• **WRITTEN EXERCISE**
Reproduce the listing below in full and without alteration, apart from its pictures.

(Data entries for graphics)
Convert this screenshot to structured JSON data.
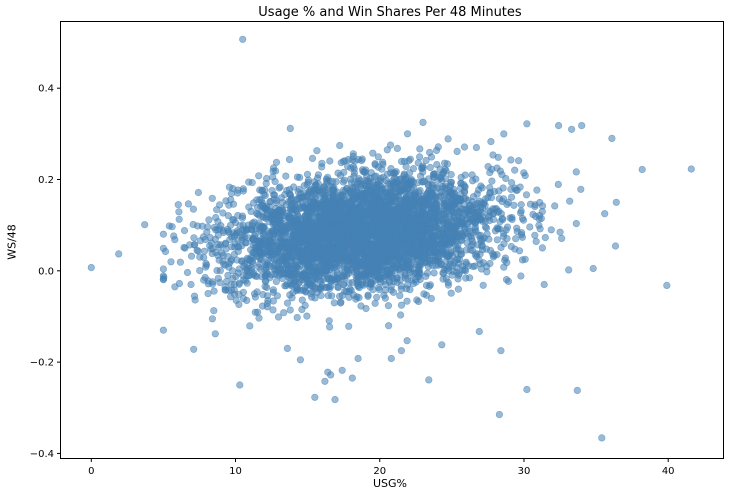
{
  "chart_data": {
    "type": "scatter",
    "title": "Usage % and Win Shares Per 48 Minutes",
    "xlabel": "USG%",
    "ylabel": "WS/48",
    "xlim": [
      -2.1,
      43.8
    ],
    "ylim": [
      -0.41,
      0.545
    ],
    "xticks": [
      0,
      10,
      20,
      30,
      40
    ],
    "yticks": [
      -0.4,
      -0.2,
      0.0,
      0.2,
      0.4
    ],
    "xtick_labels": [
      "0",
      "10",
      "20",
      "30",
      "40"
    ],
    "ytick_labels": [
      "−0.4",
      "−0.2",
      "0.0",
      "0.2",
      "0.4"
    ],
    "grid": false,
    "marker_color": "#4682b4",
    "marker_alpha": 0.55,
    "cluster": {
      "n_points": 4200,
      "x_mean": 18.8,
      "x_sd": 4.7,
      "x_min": 5.0,
      "x_max": 37.0,
      "y_mean": 0.085,
      "y_sd": 0.062,
      "y_min": -0.2,
      "y_max": 0.33,
      "y_slope_per_usg": 0.003
    },
    "points": [
      {
        "x": 10.5,
        "y": 0.507
      },
      {
        "x": 0.0,
        "y": 0.007
      },
      {
        "x": 1.9,
        "y": 0.037
      },
      {
        "x": 3.7,
        "y": 0.101
      },
      {
        "x": 5.0,
        "y": 0.004
      },
      {
        "x": 5.8,
        "y": -0.035
      },
      {
        "x": 7.1,
        "y": -0.172
      },
      {
        "x": 7.2,
        "y": -0.064
      },
      {
        "x": 8.4,
        "y": -0.105
      },
      {
        "x": 8.6,
        "y": -0.138
      },
      {
        "x": 10.3,
        "y": -0.25
      },
      {
        "x": 13.8,
        "y": 0.312
      },
      {
        "x": 13.6,
        "y": -0.17
      },
      {
        "x": 14.5,
        "y": -0.195
      },
      {
        "x": 15.5,
        "y": -0.277
      },
      {
        "x": 16.2,
        "y": -0.242
      },
      {
        "x": 16.4,
        "y": -0.222
      },
      {
        "x": 16.6,
        "y": -0.228
      },
      {
        "x": 16.9,
        "y": -0.282
      },
      {
        "x": 17.4,
        "y": -0.218
      },
      {
        "x": 18.1,
        "y": -0.235
      },
      {
        "x": 18.5,
        "y": -0.192
      },
      {
        "x": 20.8,
        "y": -0.192
      },
      {
        "x": 21.5,
        "y": -0.175
      },
      {
        "x": 21.9,
        "y": -0.153
      },
      {
        "x": 23.4,
        "y": -0.239
      },
      {
        "x": 24.3,
        "y": -0.162
      },
      {
        "x": 26.9,
        "y": -0.133
      },
      {
        "x": 28.3,
        "y": -0.315
      },
      {
        "x": 28.4,
        "y": -0.175
      },
      {
        "x": 30.2,
        "y": -0.26
      },
      {
        "x": 33.7,
        "y": -0.262
      },
      {
        "x": 35.4,
        "y": -0.366
      },
      {
        "x": 34.8,
        "y": 0.005
      },
      {
        "x": 39.9,
        "y": -0.032
      },
      {
        "x": 41.6,
        "y": 0.223
      },
      {
        "x": 38.2,
        "y": 0.222
      },
      {
        "x": 36.1,
        "y": 0.29
      },
      {
        "x": 34.0,
        "y": 0.318
      },
      {
        "x": 33.3,
        "y": 0.31
      },
      {
        "x": 32.4,
        "y": 0.318
      },
      {
        "x": 30.2,
        "y": 0.322
      },
      {
        "x": 23.0,
        "y": 0.325
      },
      {
        "x": 26.7,
        "y": 0.27
      },
      {
        "x": 36.4,
        "y": 0.15
      },
      {
        "x": 35.6,
        "y": 0.125
      },
      {
        "x": 33.1,
        "y": 0.002
      },
      {
        "x": 31.4,
        "y": -0.03
      },
      {
        "x": 28.6,
        "y": 0.3
      }
    ]
  }
}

• **RESULT FOR THIS EXERCISE**
Convert this screenshot to structured JSON data.
{
  "chart_data": {
    "type": "scatter",
    "title": "Usage % and Win Shares Per 48 Minutes",
    "xlabel": "USG%",
    "ylabel": "WS/48",
    "xlim": [
      -2.1,
      43.8
    ],
    "ylim": [
      -0.41,
      0.545
    ],
    "xticks": [
      0,
      10,
      20,
      30,
      40
    ],
    "yticks": [
      -0.4,
      -0.2,
      0.0,
      0.2,
      0.4
    ],
    "xtick_labels": [
      "0",
      "10",
      "20",
      "30",
      "40"
    ],
    "ytick_labels": [
      "−0.4",
      "−0.2",
      "0.0",
      "0.2",
      "0.4"
    ],
    "grid": false,
    "marker_color": "#4682b4",
    "marker_alpha": 0.55,
    "cluster": {
      "n_points": 4200,
      "x_mean": 18.8,
      "x_sd": 4.7,
      "x_min": 5.0,
      "x_max": 37.0,
      "y_mean": 0.085,
      "y_sd": 0.062,
      "y_min": -0.2,
      "y_max": 0.33,
      "y_slope_per_usg": 0.003
    },
    "points": [
      {
        "x": 10.5,
        "y": 0.507
      },
      {
        "x": 0.0,
        "y": 0.007
      },
      {
        "x": 1.9,
        "y": 0.037
      },
      {
        "x": 3.7,
        "y": 0.101
      },
      {
        "x": 5.0,
        "y": 0.004
      },
      {
        "x": 5.8,
        "y": -0.035
      },
      {
        "x": 7.1,
        "y": -0.172
      },
      {
        "x": 7.2,
        "y": -0.064
      },
      {
        "x": 8.4,
        "y": -0.105
      },
      {
        "x": 8.6,
        "y": -0.138
      },
      {
        "x": 10.3,
        "y": -0.25
      },
      {
        "x": 13.8,
        "y": 0.312
      },
      {
        "x": 13.6,
        "y": -0.17
      },
      {
        "x": 14.5,
        "y": -0.195
      },
      {
        "x": 15.5,
        "y": -0.277
      },
      {
        "x": 16.2,
        "y": -0.242
      },
      {
        "x": 16.4,
        "y": -0.222
      },
      {
        "x": 16.6,
        "y": -0.228
      },
      {
        "x": 16.9,
        "y": -0.282
      },
      {
        "x": 17.4,
        "y": -0.218
      },
      {
        "x": 18.1,
        "y": -0.235
      },
      {
        "x": 18.5,
        "y": -0.192
      },
      {
        "x": 20.8,
        "y": -0.192
      },
      {
        "x": 21.5,
        "y": -0.175
      },
      {
        "x": 21.9,
        "y": -0.153
      },
      {
        "x": 23.4,
        "y": -0.239
      },
      {
        "x": 24.3,
        "y": -0.162
      },
      {
        "x": 26.9,
        "y": -0.133
      },
      {
        "x": 28.3,
        "y": -0.315
      },
      {
        "x": 28.4,
        "y": -0.175
      },
      {
        "x": 30.2,
        "y": -0.26
      },
      {
        "x": 33.7,
        "y": -0.262
      },
      {
        "x": 35.4,
        "y": -0.366
      },
      {
        "x": 34.8,
        "y": 0.005
      },
      {
        "x": 39.9,
        "y": -0.032
      },
      {
        "x": 41.6,
        "y": 0.223
      },
      {
        "x": 38.2,
        "y": 0.222
      },
      {
        "x": 36.1,
        "y": 0.29
      },
      {
        "x": 34.0,
        "y": 0.318
      },
      {
        "x": 33.3,
        "y": 0.31
      },
      {
        "x": 32.4,
        "y": 0.318
      },
      {
        "x": 30.2,
        "y": 0.322
      },
      {
        "x": 23.0,
        "y": 0.325
      },
      {
        "x": 26.7,
        "y": 0.27
      },
      {
        "x": 36.4,
        "y": 0.15
      },
      {
        "x": 35.6,
        "y": 0.125
      },
      {
        "x": 33.1,
        "y": 0.002
      },
      {
        "x": 31.4,
        "y": -0.03
      },
      {
        "x": 28.6,
        "y": 0.3
      }
    ]
  }
}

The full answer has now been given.